▸ **What to work on**
Output the material word for word. Leave each picture out.

▸ **Records shown**
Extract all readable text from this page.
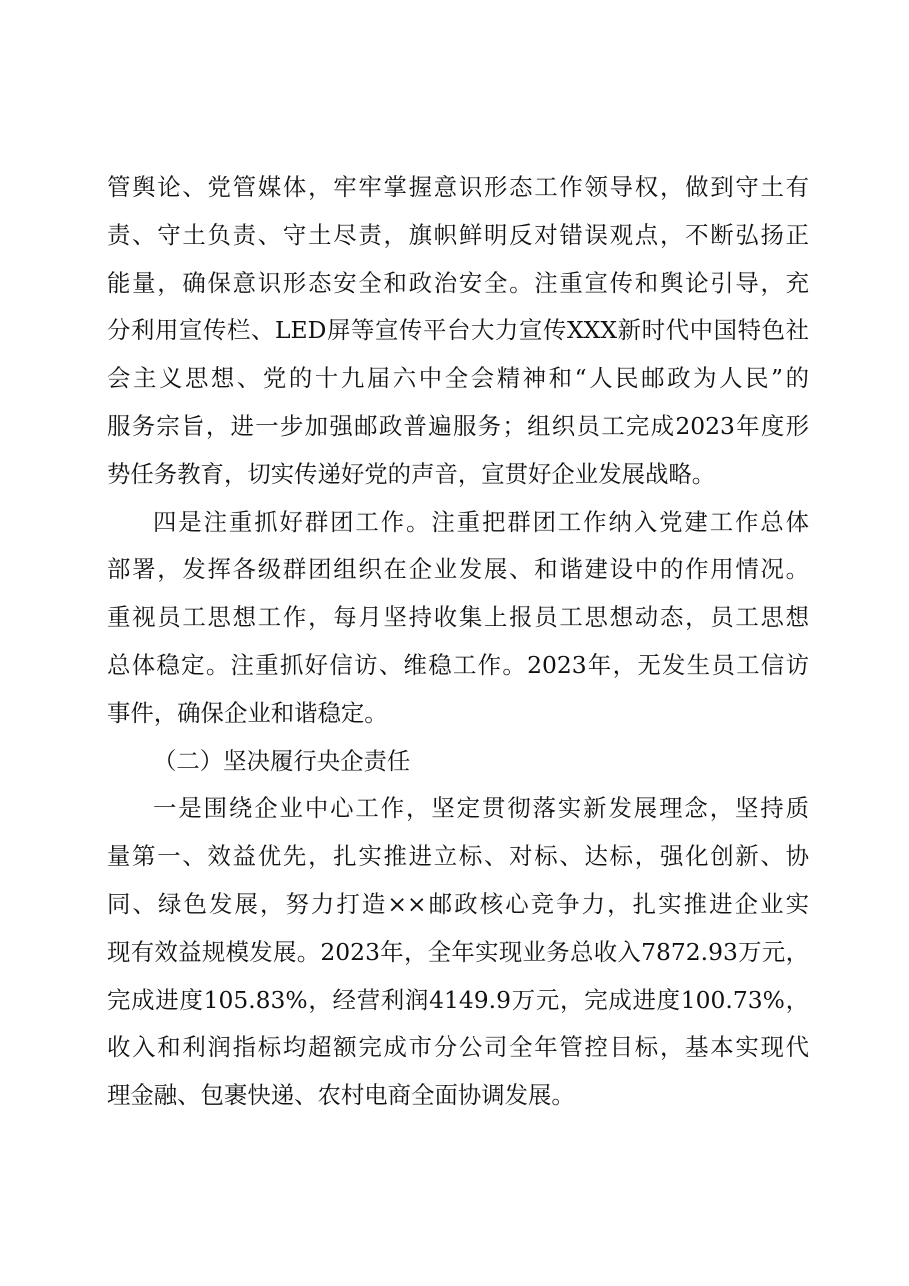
管舆论、党管媒体，牢牢掌握意识形态工作领导权，做到守土有
责、守土负责、守土尽责，旗帜鲜明反对错误观点，不断弘扬正
能量，确保意识形态安全和政治安全。注重宣传和舆论引导，充
分利用宣传栏、LED屏等宣传平台大力宣传XXX新时代中国特色社
会主义思想、党的十九届六中全会精神和“人民邮政为人民”的
服务宗旨，进一步加强邮政普遍服务；组织员工完成2023年度形
势任务教育，切实传递好党的声音，宣贯好企业发展战略。
四是注重抓好群团工作。注重把群团工作纳入党建工作总体
部署，发挥各级群团组织在企业发展、和谐建设中的作用情况。
重视员工思想工作，每月坚持收集上报员工思想动态，员工思想
总体稳定。注重抓好信访、维稳工作。2023年，无发生员工信访
事件，确保企业和谐稳定。
（二）坚决履行央企责任
一是围绕企业中心工作，坚定贯彻落实新发展理念，坚持质
量第一、效益优先，扎实推进立标、对标、达标，强化创新、协
同、绿色发展，努力打造××邮政核心竞争力，扎实推进企业实
现有效益规模发展。2023年，全年实现业务总收入7872.93万元，
完成进度105.83%，经营利润4149.9万元，完成进度100.73%，
收入和利润指标均超额完成市分公司全年管控目标，基本实现代
理金融、包裹快递、农村电商全面协调发展。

▸ **Task answer**
Extract all readable text from this page.
管舆论、党管媒体，牢牢掌握意识形态工作领导权，做到守土有
责、守土负责、守土尽责，旗帜鲜明反对错误观点，不断弘扬正
能量，确保意识形态安全和政治安全。注重宣传和舆论引导，充
分利用宣传栏、LED屏等宣传平台大力宣传XXX新时代中国特色社
会主义思想、党的十九届六中全会精神和“人民邮政为人民”的
服务宗旨，进一步加强邮政普遍服务；组织员工完成2023年度形
势任务教育，切实传递好党的声音，宣贯好企业发展战略。
四是注重抓好群团工作。注重把群团工作纳入党建工作总体
部署，发挥各级群团组织在企业发展、和谐建设中的作用情况。
重视员工思想工作，每月坚持收集上报员工思想动态，员工思想
总体稳定。注重抓好信访、维稳工作。2023年，无发生员工信访
事件，确保企业和谐稳定。
（二）坚决履行央企责任
一是围绕企业中心工作，坚定贯彻落实新发展理念，坚持质
量第一、效益优先，扎实推进立标、对标、达标，强化创新、协
同、绿色发展，努力打造××邮政核心竞争力，扎实推进企业实
现有效益规模发展。2023年，全年实现业务总收入7872.93万元，
完成进度105.83%，经营利润4149.9万元，完成进度100.73%，
收入和利润指标均超额完成市分公司全年管控目标，基本实现代
理金融、包裹快递、农村电商全面协调发展。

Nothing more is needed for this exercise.